STATED GOAL: From the data that follows, report how many lines hold the string "Manager", giving only the number.

DATA TO USE:
>>>>>

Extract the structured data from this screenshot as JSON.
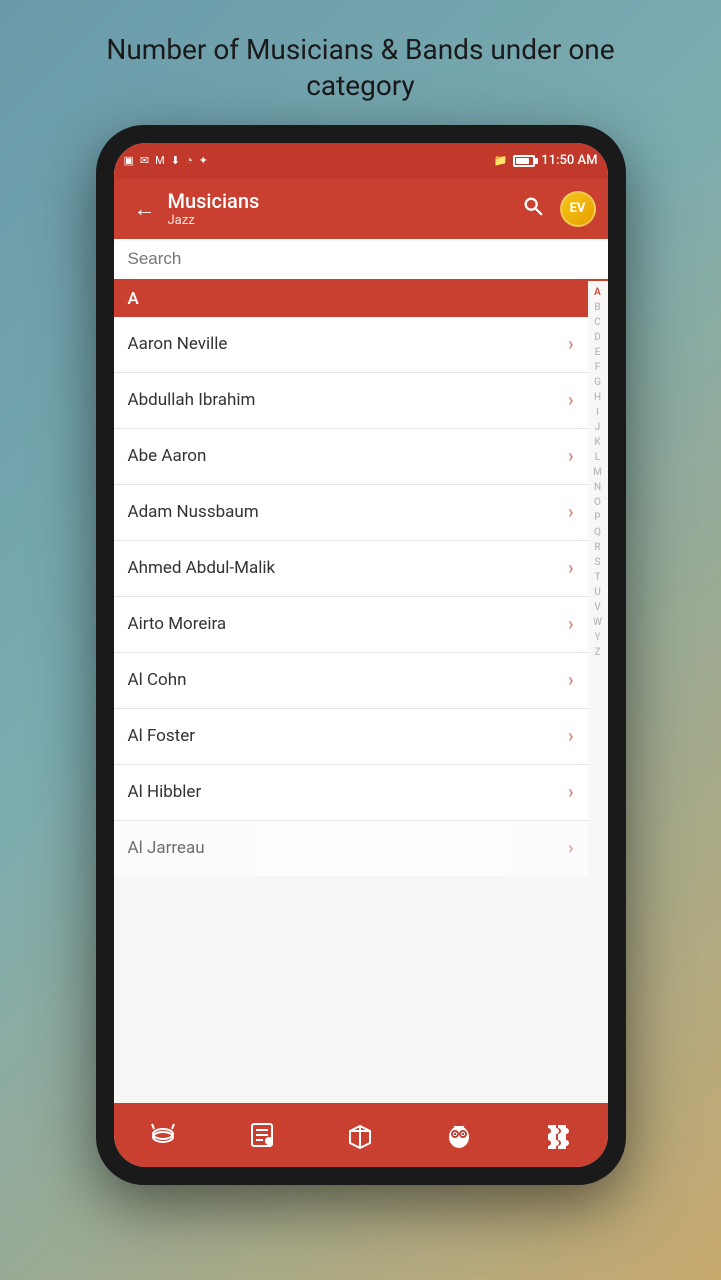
{
  "page": {
    "title": "Number of Musicians & Bands under one category"
  },
  "statusBar": {
    "time": "11:50 AM",
    "icons": [
      "📶",
      "📧",
      "⬇",
      "🔔",
      "🤖"
    ]
  },
  "appBar": {
    "title": "Musicians",
    "subtitle": "Jazz",
    "backLabel": "←",
    "searchLabel": "🔍",
    "logoText": "EV"
  },
  "search": {
    "placeholder": "Search"
  },
  "sections": [
    {
      "letter": "A",
      "items": [
        "Aaron Neville",
        "Abdullah Ibrahim",
        "Abe Aaron",
        "Adam Nussbaum",
        "Ahmed Abdul-Malik",
        "Airto Moreira",
        "Al Cohn",
        "Al Foster",
        "Al Hibbler",
        "Al Jarreau"
      ]
    }
  ],
  "alphabet": [
    "A",
    "B",
    "C",
    "D",
    "E",
    "F",
    "G",
    "H",
    "I",
    "J",
    "K",
    "L",
    "M",
    "N",
    "O",
    "P",
    "Q",
    "R",
    "S",
    "T",
    "U",
    "V",
    "W",
    "Y",
    "Z"
  ],
  "bottomNav": [
    {
      "icon": "🥁",
      "name": "drums"
    },
    {
      "icon": "📋",
      "name": "list"
    },
    {
      "icon": "📦",
      "name": "box"
    },
    {
      "icon": "🦉",
      "name": "owl"
    },
    {
      "icon": "🧩",
      "name": "puzzle"
    }
  ]
}
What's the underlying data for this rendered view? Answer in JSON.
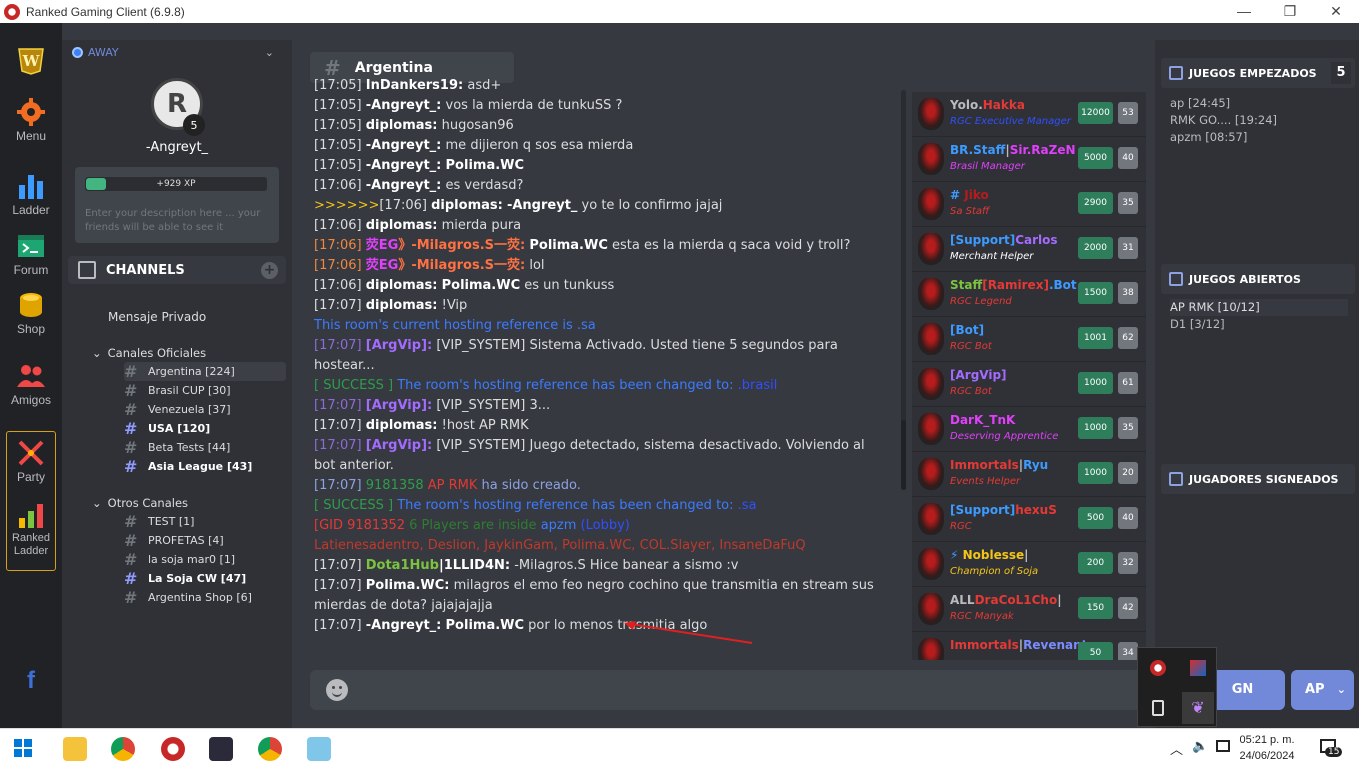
{
  "window": {
    "title": "Ranked Gaming Client (6.9.8)"
  },
  "leftbar": {
    "menu": "Menu",
    "ladder": "Ladder",
    "forum": "Forum",
    "shop": "Shop",
    "amigos": "Amigos",
    "party": "Party",
    "ranked_ladder": "Ranked Ladder"
  },
  "profile": {
    "status": "AWAY",
    "level": "5",
    "username": "-Angreyt_",
    "xp": "+929 XP",
    "xp_progress": 0.11,
    "description_placeholder": "Enter your description here ... your friends will be able to see it"
  },
  "channels": {
    "header": "CHANNELS",
    "private": "Mensaje Privado",
    "official_label": "Canales Oficiales",
    "official": [
      {
        "label": "Argentina [224]",
        "selected": true,
        "bold": false
      },
      {
        "label": "Brasil CUP [30]",
        "selected": false,
        "bold": false
      },
      {
        "label": "Venezuela [37]",
        "selected": false,
        "bold": false
      },
      {
        "label": "USA [120]",
        "selected": false,
        "bold": true
      },
      {
        "label": "Beta Tests [44]",
        "selected": false,
        "bold": false
      },
      {
        "label": "Asia League [43]",
        "selected": false,
        "bold": true
      }
    ],
    "other_label": "Otros Canales",
    "other": [
      {
        "label": "TEST [1]",
        "bold": false
      },
      {
        "label": "PROFETAS [4]",
        "bold": false
      },
      {
        "label": "la soja mar0 [1]",
        "bold": false
      },
      {
        "label": "La Soja CW [47]",
        "bold": true
      },
      {
        "label": "Argentina Shop [6]",
        "bold": false
      }
    ]
  },
  "chat": {
    "title": "Argentina",
    "messages": [
      {
        "parts": [
          {
            "t": "[17:05] ",
            "c": "#dcddde"
          },
          {
            "t": "InDankers19:",
            "c": "#ffffff",
            "b": true
          },
          {
            "t": " asd+",
            "c": "#dcddde"
          }
        ]
      },
      {
        "parts": [
          {
            "t": "[17:05] ",
            "c": "#dcddde"
          },
          {
            "t": "-Angreyt_:",
            "c": "#ffffff",
            "b": true
          },
          {
            "t": " vos la mierda de tunkuSS ?",
            "c": "#dcddde"
          }
        ]
      },
      {
        "parts": [
          {
            "t": "[17:05] ",
            "c": "#dcddde"
          },
          {
            "t": "diplomas:",
            "c": "#ffffff",
            "b": true
          },
          {
            "t": " hugosan96",
            "c": "#dcddde"
          }
        ]
      },
      {
        "parts": [
          {
            "t": "[17:05] ",
            "c": "#dcddde"
          },
          {
            "t": "-Angreyt_:",
            "c": "#ffffff",
            "b": true
          },
          {
            "t": " me dijieron q sos esa mierda",
            "c": "#dcddde"
          }
        ]
      },
      {
        "parts": [
          {
            "t": "[17:05] ",
            "c": "#dcddde"
          },
          {
            "t": "-Angreyt_:",
            "c": "#ffffff",
            "b": true
          },
          {
            "t": " ",
            "c": "#dcddde"
          },
          {
            "t": "Polima.WC",
            "c": "#ffffff",
            "b": true
          }
        ]
      },
      {
        "parts": [
          {
            "t": "[17:06] ",
            "c": "#dcddde"
          },
          {
            "t": "-Angreyt_:",
            "c": "#ffffff",
            "b": true
          },
          {
            "t": " es verdasd?",
            "c": "#dcddde"
          }
        ]
      },
      {
        "parts": [
          {
            "t": ">>>>>>",
            "c": "#f5c518"
          },
          {
            "t": "[17:06] ",
            "c": "#dcddde"
          },
          {
            "t": "diplomas:",
            "c": "#ffffff",
            "b": true
          },
          {
            "t": " ",
            "c": "#dcddde"
          },
          {
            "t": "-Angreyt_",
            "c": "#ffffff",
            "b": true
          },
          {
            "t": " yo te lo confirmo jajaj",
            "c": "#dcddde"
          }
        ]
      },
      {
        "parts": [
          {
            "t": "[17:06] ",
            "c": "#dcddde"
          },
          {
            "t": "diplomas:",
            "c": "#ffffff",
            "b": true
          },
          {
            "t": " mierda pura",
            "c": "#dcddde"
          }
        ]
      },
      {
        "parts": [
          {
            "t": "[17:06] ",
            "c": "#f0883e"
          },
          {
            "t": "荧EG",
            "c": "#e040fb",
            "b": true
          },
          {
            "t": "》-Milagros.S一荧:",
            "c": "#ff7043",
            "b": true
          },
          {
            "t": " ",
            "c": "#dcddde"
          },
          {
            "t": "Polima.WC",
            "c": "#ffffff",
            "b": true
          },
          {
            "t": " esta es la mierda q saca void y troll?",
            "c": "#dcddde"
          }
        ]
      },
      {
        "parts": [
          {
            "t": "[17:06] ",
            "c": "#f0883e"
          },
          {
            "t": "荧EG",
            "c": "#e040fb",
            "b": true
          },
          {
            "t": "》-Milagros.S一荧:",
            "c": "#ff7043",
            "b": true
          },
          {
            "t": " lol",
            "c": "#dcddde"
          }
        ]
      },
      {
        "parts": [
          {
            "t": "[17:06] ",
            "c": "#dcddde"
          },
          {
            "t": "diplomas:",
            "c": "#ffffff",
            "b": true
          },
          {
            "t": " ",
            "c": "#dcddde"
          },
          {
            "t": "Polima.WC",
            "c": "#ffffff",
            "b": true
          },
          {
            "t": " es un tunkuss",
            "c": "#dcddde"
          }
        ]
      },
      {
        "parts": [
          {
            "t": "[17:07] ",
            "c": "#dcddde"
          },
          {
            "t": "diplomas:",
            "c": "#ffffff",
            "b": true
          },
          {
            "t": " !Vip",
            "c": "#dcddde"
          }
        ]
      },
      {
        "parts": [
          {
            "t": "This room's current hosting reference is ",
            "c": "#3d7bff"
          },
          {
            "t": ".sa",
            "c": "#3d7bff"
          }
        ]
      },
      {
        "parts": [
          {
            "t": "[17:07] ",
            "c": "#8e6bd8"
          },
          {
            "t": "[ArgVip]:",
            "c": "#a36bff",
            "b": true
          },
          {
            "t": " [VIP_SYSTEM] Sistema Activado. Usted tiene 5 segundos para hostear...",
            "c": "#dcddde"
          }
        ]
      },
      {
        "parts": [
          {
            "t": "[ SUCCESS ] ",
            "c": "#2e9e4a"
          },
          {
            "t": "The room's hosting reference has been changed to: ",
            "c": "#3d7bff"
          },
          {
            "t": ".brasil",
            "c": "#3050ff"
          }
        ]
      },
      {
        "parts": [
          {
            "t": "[17:07] ",
            "c": "#8e6bd8"
          },
          {
            "t": "[ArgVip]:",
            "c": "#a36bff",
            "b": true
          },
          {
            "t": " [VIP_SYSTEM] 3...",
            "c": "#dcddde"
          }
        ]
      },
      {
        "parts": [
          {
            "t": "[17:07] ",
            "c": "#dcddde"
          },
          {
            "t": "diplomas:",
            "c": "#ffffff",
            "b": true
          },
          {
            "t": " !host AP RMK",
            "c": "#dcddde"
          }
        ]
      },
      {
        "parts": [
          {
            "t": "[17:07] ",
            "c": "#8e6bd8"
          },
          {
            "t": "[ArgVip]:",
            "c": "#a36bff",
            "b": true
          },
          {
            "t": " [VIP_SYSTEM] Juego detectado, sistema desactivado. Volviendo al bot anterior.",
            "c": "#dcddde"
          }
        ]
      },
      {
        "parts": [
          {
            "t": "[17:07] ",
            "c": "#8ea1e1"
          },
          {
            "t": "9181358 ",
            "c": "#2e9e4a"
          },
          {
            "t": "AP RMK",
            "c": "#e53935"
          },
          {
            "t": " ha sido creado.",
            "c": "#8ea1e1"
          }
        ]
      },
      {
        "parts": [
          {
            "t": "[ SUCCESS ] ",
            "c": "#2e9e4a"
          },
          {
            "t": "The room's hosting reference has been changed to: ",
            "c": "#3d7bff"
          },
          {
            "t": ".sa",
            "c": "#3050ff"
          }
        ]
      },
      {
        "parts": [
          {
            "t": "[GID 9181352 ",
            "c": "#e53935"
          },
          {
            "t": "6 Players are inside ",
            "c": "#2e7d32"
          },
          {
            "t": "apzm ",
            "c": "#3d7bff"
          },
          {
            "t": "(Lobby)",
            "c": "#3050ff"
          }
        ]
      },
      {
        "parts": [
          {
            "t": "Latienesadentro, Deslion, JaykinGam, Polima.WC, COL.Slayer, InsaneDaFuQ",
            "c": "#c0392b"
          }
        ]
      },
      {
        "parts": [
          {
            "t": "[17:07] ",
            "c": "#dcddde"
          },
          {
            "t": "Dota1Hub",
            "c": "#7cc340",
            "b": true
          },
          {
            "t": "|1LLID4N:",
            "c": "#ffffff",
            "b": true
          },
          {
            "t": " -Milagros.S Hice banear a sismo :v",
            "c": "#dcddde"
          }
        ]
      },
      {
        "parts": [
          {
            "t": "[17:07] ",
            "c": "#dcddde"
          },
          {
            "t": "Polima.WC:",
            "c": "#ffffff",
            "b": true
          },
          {
            "t": " milagros el emo feo negro cochino que transmitia en stream sus mierdas de dota? jajajajajja",
            "c": "#dcddde"
          }
        ]
      },
      {
        "parts": [
          {
            "t": "[17:07] ",
            "c": "#dcddde"
          },
          {
            "t": "-Angreyt_:",
            "c": "#ffffff",
            "b": true
          },
          {
            "t": " ",
            "c": "#dcddde"
          },
          {
            "t": "Polima.WC",
            "c": "#ffffff",
            "b": true
          },
          {
            "t": " por lo menos trasmitia algo",
            "c": "#dcddde"
          }
        ]
      }
    ]
  },
  "users": [
    {
      "parts": [
        {
          "t": "Yolo.",
          "c": "#b9bbbe"
        },
        {
          "t": "Hakka",
          "c": "#e53935"
        }
      ],
      "title": "RGC Executive Manager",
      "title_color": "#3050ff",
      "points": "12000",
      "level": "53"
    },
    {
      "parts": [
        {
          "t": "BR.Staff",
          "c": "#3d9bff"
        },
        {
          "t": "|",
          "c": "#b9bbbe"
        },
        {
          "t": "Sir.RaZeN",
          "c": "#e040fb"
        }
      ],
      "title": "Brasil Manager",
      "title_color": "#e040fb",
      "points": "5000",
      "level": "40"
    },
    {
      "parts": [
        {
          "t": "# ",
          "c": "#3d9bff"
        },
        {
          "t": "Jiko",
          "c": "#b71c1c"
        }
      ],
      "title": "Sa Staff",
      "title_color": "#e53935",
      "points": "2900",
      "level": "35"
    },
    {
      "parts": [
        {
          "t": "[Support]",
          "c": "#3d9bff"
        },
        {
          "t": "Carlos",
          "c": "#a36bff"
        }
      ],
      "title": "Merchant Helper",
      "title_color": "#ffffff",
      "points": "2000",
      "level": "31"
    },
    {
      "parts": [
        {
          "t": "Staff",
          "c": "#7cc340"
        },
        {
          "t": "[",
          "c": "#e53935"
        },
        {
          "t": "Ramirex",
          "c": "#e53935"
        },
        {
          "t": "]",
          "c": "#e53935"
        },
        {
          "t": ".Bot",
          "c": "#3d9bff"
        }
      ],
      "title": "RGC Legend",
      "title_color": "#e53935",
      "points": "1500",
      "level": "38"
    },
    {
      "parts": [
        {
          "t": "[Bot]",
          "c": "#3d9bff"
        }
      ],
      "title": "RGC Bot",
      "title_color": "#e53935",
      "points": "1001",
      "level": "62"
    },
    {
      "parts": [
        {
          "t": "[ArgVip]",
          "c": "#a36bff"
        }
      ],
      "title": "RGC Bot",
      "title_color": "#e53935",
      "points": "1000",
      "level": "61"
    },
    {
      "parts": [
        {
          "t": "DarK_TnK",
          "c": "#e040fb"
        }
      ],
      "title": "Deserving Apprentice",
      "title_color": "#e040fb",
      "points": "1000",
      "level": "35"
    },
    {
      "parts": [
        {
          "t": "Immortals",
          "c": "#e53935"
        },
        {
          "t": "|",
          "c": "#b9bbbe"
        },
        {
          "t": "Ryu",
          "c": "#3d9bff"
        }
      ],
      "title": "Events Helper",
      "title_color": "#e53935",
      "points": "1000",
      "level": "20"
    },
    {
      "parts": [
        {
          "t": "[Support]",
          "c": "#3d9bff"
        },
        {
          "t": "hexuS",
          "c": "#e53935"
        }
      ],
      "title": "RGC",
      "title_color": "#e53935",
      "points": "500",
      "level": "40"
    },
    {
      "parts": [
        {
          "t": "⚡ ",
          "c": "#3d9bff"
        },
        {
          "t": "Noblesse",
          "c": "#f5c518"
        },
        {
          "t": "|",
          "c": "#b9bbbe"
        }
      ],
      "title": "Champion of Soja",
      "title_color": "#f5c518",
      "points": "200",
      "level": "32"
    },
    {
      "parts": [
        {
          "t": "ALL",
          "c": "#b9bbbe"
        },
        {
          "t": "DraCoL1Cho",
          "c": "#e53935"
        },
        {
          "t": "|",
          "c": "#b9bbbe"
        }
      ],
      "title": "RGC Manyak",
      "title_color": "#e53935",
      "points": "150",
      "level": "42"
    },
    {
      "parts": [
        {
          "t": "Immortals",
          "c": "#e53935"
        },
        {
          "t": "|",
          "c": "#b9bbbe"
        },
        {
          "t": "Revenant",
          "c": "#7b8cff"
        }
      ],
      "title": "",
      "title_color": "#e53935",
      "points": "50",
      "level": "34"
    }
  ],
  "right": {
    "started_label": "JUEGOS EMPEZADOS",
    "started_count": "5",
    "started": [
      "ap [24:45]",
      "RMK GO.... [19:24]",
      "apzm [08:57]"
    ],
    "open_label": "JUEGOS ABIERTOS",
    "open": [
      "AP RMK [10/12]",
      "D1 [3/12]"
    ],
    "signed_label": "JUGADORES SIGNEADOS"
  },
  "buttons": {
    "ign": "GN",
    "ap": "AP"
  },
  "taskbar": {
    "time": "05:21 p. m.",
    "date": "24/06/2024",
    "notifications": "15"
  }
}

<<<<<

THE ANSWER: 2